> **Data listing**
• • • • • • •
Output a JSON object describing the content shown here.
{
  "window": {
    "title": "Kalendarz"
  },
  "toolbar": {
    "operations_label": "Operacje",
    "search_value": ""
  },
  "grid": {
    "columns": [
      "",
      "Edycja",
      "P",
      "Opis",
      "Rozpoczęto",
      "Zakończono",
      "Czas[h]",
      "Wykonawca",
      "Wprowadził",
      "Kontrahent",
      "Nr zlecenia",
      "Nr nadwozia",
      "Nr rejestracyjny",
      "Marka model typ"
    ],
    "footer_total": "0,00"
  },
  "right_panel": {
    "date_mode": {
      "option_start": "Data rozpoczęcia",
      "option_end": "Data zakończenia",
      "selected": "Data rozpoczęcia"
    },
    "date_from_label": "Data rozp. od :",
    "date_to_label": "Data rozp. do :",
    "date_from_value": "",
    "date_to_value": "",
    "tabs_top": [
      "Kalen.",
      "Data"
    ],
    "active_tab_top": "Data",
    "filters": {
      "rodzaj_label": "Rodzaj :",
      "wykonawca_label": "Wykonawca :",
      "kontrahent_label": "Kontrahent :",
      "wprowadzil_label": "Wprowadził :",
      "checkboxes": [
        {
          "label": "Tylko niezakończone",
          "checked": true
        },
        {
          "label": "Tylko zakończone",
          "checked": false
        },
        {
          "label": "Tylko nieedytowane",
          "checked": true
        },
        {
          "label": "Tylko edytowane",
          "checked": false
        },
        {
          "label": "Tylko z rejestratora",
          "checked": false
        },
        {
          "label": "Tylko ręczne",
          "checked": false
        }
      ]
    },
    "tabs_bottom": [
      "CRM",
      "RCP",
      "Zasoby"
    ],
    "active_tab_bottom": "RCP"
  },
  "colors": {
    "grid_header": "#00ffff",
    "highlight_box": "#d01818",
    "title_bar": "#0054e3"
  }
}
• • • • • • •
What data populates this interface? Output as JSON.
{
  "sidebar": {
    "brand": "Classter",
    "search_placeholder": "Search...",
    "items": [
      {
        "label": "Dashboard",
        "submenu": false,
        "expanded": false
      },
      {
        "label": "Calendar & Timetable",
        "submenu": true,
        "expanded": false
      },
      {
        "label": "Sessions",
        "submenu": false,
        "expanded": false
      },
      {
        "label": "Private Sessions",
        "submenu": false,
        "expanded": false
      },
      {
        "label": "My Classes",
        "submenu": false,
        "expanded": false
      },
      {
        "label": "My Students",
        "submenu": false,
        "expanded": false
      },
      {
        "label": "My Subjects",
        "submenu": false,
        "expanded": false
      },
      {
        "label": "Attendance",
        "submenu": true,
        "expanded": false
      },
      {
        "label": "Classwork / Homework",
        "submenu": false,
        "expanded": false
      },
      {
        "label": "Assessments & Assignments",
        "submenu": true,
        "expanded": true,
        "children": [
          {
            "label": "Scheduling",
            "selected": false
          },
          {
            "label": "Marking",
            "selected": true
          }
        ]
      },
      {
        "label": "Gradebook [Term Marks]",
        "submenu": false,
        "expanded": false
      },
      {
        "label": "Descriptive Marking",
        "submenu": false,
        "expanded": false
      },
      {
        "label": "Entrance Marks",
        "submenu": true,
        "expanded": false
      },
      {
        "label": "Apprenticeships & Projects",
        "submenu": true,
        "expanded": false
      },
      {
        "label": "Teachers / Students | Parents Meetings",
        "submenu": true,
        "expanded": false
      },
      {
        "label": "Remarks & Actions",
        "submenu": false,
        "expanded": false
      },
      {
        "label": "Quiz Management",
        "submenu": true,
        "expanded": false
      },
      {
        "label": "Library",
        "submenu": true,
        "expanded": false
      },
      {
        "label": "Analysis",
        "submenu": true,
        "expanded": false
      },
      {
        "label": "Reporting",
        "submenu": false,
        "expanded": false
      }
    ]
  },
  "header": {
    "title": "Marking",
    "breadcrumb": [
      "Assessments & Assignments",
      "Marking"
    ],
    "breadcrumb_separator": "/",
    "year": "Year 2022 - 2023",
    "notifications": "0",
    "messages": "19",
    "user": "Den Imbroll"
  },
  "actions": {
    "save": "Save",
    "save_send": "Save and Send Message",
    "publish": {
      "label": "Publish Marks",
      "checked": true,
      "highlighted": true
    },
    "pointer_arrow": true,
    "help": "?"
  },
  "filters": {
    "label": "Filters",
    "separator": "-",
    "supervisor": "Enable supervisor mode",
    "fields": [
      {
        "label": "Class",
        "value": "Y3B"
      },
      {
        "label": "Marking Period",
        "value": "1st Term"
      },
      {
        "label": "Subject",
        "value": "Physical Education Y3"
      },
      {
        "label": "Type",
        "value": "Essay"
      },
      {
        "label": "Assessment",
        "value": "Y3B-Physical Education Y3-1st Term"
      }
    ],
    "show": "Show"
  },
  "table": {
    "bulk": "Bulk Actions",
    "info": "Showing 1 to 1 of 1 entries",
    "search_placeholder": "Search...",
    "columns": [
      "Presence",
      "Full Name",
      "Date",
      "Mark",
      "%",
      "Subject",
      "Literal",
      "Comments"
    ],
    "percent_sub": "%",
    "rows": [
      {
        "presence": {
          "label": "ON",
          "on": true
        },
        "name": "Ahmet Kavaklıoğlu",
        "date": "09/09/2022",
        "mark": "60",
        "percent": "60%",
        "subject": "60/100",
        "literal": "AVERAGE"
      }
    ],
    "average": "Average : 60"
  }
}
• • • • • • •
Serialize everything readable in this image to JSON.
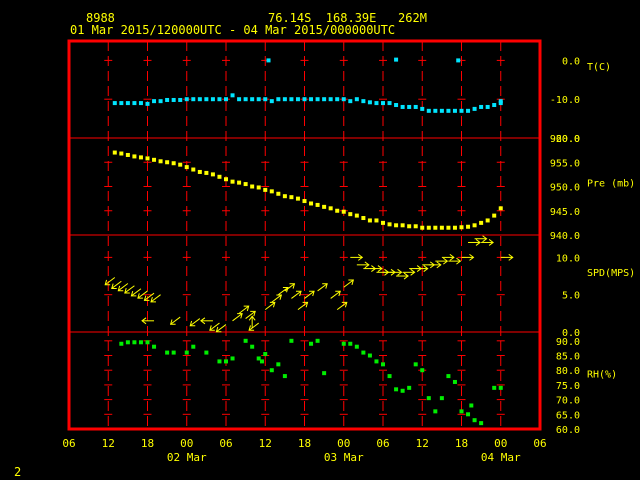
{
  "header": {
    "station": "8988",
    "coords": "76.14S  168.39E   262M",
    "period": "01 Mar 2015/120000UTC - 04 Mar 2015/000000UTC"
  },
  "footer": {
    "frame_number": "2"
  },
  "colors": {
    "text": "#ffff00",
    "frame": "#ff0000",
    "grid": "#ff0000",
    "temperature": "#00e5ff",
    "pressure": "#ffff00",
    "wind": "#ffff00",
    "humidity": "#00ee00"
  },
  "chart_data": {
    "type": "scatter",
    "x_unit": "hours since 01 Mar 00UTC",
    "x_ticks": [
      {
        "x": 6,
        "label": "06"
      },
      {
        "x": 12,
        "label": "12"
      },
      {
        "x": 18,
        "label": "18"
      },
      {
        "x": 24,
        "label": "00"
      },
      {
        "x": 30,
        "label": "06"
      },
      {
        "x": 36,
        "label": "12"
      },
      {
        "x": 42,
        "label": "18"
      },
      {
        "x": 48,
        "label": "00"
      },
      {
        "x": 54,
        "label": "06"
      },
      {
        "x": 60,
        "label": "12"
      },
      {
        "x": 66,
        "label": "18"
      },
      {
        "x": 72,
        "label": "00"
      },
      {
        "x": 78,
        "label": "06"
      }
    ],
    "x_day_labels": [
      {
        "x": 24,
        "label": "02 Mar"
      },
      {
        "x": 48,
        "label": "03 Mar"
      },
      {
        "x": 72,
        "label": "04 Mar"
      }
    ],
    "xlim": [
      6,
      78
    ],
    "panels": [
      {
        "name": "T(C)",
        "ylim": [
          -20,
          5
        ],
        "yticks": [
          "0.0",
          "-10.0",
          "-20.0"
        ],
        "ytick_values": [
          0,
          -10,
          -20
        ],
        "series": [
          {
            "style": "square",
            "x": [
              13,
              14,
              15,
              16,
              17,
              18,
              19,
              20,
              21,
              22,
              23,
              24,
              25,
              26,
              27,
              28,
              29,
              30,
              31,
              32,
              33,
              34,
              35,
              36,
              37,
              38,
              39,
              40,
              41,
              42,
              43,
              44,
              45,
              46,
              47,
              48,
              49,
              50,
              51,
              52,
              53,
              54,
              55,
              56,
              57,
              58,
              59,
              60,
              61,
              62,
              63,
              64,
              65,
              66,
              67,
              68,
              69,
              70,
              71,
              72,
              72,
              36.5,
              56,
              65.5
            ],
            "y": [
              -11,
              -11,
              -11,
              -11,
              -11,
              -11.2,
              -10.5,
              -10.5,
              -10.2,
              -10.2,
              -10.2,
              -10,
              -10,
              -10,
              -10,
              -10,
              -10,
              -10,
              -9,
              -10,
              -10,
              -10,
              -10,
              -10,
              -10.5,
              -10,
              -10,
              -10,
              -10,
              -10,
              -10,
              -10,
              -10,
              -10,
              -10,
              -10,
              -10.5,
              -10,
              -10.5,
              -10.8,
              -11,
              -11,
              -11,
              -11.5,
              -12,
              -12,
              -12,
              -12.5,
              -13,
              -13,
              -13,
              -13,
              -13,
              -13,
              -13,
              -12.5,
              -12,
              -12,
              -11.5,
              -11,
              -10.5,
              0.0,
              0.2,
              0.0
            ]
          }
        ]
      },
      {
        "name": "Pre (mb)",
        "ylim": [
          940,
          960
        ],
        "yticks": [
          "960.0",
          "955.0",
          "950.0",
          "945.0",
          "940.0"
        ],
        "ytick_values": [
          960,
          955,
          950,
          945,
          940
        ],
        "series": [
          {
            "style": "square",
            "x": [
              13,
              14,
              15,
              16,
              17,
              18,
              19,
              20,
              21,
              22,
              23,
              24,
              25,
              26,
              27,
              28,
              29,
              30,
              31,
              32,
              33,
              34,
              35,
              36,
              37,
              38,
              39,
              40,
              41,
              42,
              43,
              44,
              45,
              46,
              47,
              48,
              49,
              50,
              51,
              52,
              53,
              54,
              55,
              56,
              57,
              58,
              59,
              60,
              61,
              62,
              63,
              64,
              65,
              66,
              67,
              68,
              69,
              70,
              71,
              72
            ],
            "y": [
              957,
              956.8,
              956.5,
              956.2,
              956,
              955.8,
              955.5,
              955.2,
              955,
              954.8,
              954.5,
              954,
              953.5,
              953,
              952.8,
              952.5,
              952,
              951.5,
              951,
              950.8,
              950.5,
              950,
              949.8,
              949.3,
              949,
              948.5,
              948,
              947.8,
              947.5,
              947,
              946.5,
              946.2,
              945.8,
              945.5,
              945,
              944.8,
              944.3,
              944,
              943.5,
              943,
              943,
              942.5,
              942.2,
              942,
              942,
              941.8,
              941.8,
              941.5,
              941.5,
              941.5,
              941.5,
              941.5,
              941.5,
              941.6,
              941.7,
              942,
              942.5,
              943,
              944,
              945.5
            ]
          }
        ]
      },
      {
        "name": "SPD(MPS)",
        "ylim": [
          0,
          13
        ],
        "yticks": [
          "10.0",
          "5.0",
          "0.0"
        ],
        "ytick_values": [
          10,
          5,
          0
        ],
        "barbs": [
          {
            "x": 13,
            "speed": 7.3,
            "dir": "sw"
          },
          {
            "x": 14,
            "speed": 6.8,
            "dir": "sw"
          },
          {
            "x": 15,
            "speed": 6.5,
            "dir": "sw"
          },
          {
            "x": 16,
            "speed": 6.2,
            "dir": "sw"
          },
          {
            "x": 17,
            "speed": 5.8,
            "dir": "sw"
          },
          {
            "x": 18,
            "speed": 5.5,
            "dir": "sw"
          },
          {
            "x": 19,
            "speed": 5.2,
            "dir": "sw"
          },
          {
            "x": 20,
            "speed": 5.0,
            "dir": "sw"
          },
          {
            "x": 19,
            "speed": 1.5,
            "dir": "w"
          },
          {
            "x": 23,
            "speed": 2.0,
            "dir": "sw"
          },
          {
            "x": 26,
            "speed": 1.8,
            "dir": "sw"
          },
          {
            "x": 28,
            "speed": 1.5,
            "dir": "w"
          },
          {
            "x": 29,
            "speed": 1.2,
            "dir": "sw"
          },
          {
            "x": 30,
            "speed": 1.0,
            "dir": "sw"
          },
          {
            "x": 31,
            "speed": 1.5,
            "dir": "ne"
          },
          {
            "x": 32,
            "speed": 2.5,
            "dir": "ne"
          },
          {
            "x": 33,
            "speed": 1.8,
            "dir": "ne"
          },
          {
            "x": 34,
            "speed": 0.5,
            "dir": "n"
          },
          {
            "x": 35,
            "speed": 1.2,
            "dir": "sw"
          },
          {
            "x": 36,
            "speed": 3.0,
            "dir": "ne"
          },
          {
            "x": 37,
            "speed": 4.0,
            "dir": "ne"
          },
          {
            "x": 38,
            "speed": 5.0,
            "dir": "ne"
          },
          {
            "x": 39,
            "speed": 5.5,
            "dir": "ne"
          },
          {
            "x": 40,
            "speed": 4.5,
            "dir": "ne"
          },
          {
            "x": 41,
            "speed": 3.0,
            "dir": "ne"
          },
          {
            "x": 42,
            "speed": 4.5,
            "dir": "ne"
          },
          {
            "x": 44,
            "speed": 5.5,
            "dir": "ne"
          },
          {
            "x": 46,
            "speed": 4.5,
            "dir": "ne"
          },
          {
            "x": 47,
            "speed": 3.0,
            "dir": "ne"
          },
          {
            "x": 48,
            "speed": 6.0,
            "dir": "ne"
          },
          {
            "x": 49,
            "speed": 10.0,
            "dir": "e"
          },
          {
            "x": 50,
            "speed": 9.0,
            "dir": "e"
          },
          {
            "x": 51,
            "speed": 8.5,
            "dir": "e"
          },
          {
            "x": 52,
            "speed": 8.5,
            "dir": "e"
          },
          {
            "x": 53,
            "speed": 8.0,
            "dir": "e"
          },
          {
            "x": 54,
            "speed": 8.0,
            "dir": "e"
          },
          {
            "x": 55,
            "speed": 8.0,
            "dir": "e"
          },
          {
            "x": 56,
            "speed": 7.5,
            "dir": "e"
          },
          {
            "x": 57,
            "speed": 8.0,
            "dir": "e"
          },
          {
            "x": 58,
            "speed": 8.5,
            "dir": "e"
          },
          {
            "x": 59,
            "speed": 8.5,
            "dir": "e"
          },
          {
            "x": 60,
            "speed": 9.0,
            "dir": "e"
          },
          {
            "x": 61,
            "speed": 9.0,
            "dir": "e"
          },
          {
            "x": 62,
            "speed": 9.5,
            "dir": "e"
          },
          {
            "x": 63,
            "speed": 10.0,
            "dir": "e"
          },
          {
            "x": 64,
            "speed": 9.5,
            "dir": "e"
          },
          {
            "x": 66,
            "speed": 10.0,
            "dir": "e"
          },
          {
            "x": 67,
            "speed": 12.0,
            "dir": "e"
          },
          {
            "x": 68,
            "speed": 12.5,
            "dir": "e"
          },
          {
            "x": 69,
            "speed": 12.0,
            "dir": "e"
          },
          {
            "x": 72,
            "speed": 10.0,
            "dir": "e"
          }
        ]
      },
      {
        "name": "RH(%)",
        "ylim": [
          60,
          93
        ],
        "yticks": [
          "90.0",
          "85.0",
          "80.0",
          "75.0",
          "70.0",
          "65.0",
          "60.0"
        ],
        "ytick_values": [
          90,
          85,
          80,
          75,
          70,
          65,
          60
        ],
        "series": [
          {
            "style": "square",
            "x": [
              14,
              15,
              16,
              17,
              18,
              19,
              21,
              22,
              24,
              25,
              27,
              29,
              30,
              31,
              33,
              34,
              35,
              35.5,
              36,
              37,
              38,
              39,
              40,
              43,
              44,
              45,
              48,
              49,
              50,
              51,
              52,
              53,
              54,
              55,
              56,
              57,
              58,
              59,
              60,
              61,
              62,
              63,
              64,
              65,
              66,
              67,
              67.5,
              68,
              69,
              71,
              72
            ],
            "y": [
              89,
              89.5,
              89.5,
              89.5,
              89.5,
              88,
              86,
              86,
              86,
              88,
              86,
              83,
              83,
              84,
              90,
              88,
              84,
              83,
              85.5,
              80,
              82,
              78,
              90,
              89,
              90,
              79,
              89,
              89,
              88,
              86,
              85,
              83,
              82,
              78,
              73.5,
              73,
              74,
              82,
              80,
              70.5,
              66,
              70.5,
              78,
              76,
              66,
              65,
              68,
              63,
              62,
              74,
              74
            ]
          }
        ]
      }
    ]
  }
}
• • • • • • •
> **What this task involves**
Go through the data and gather every line that holds "Sessions".

> **Task output**
        "label": "Sessions",
        "label": "Private Sessions",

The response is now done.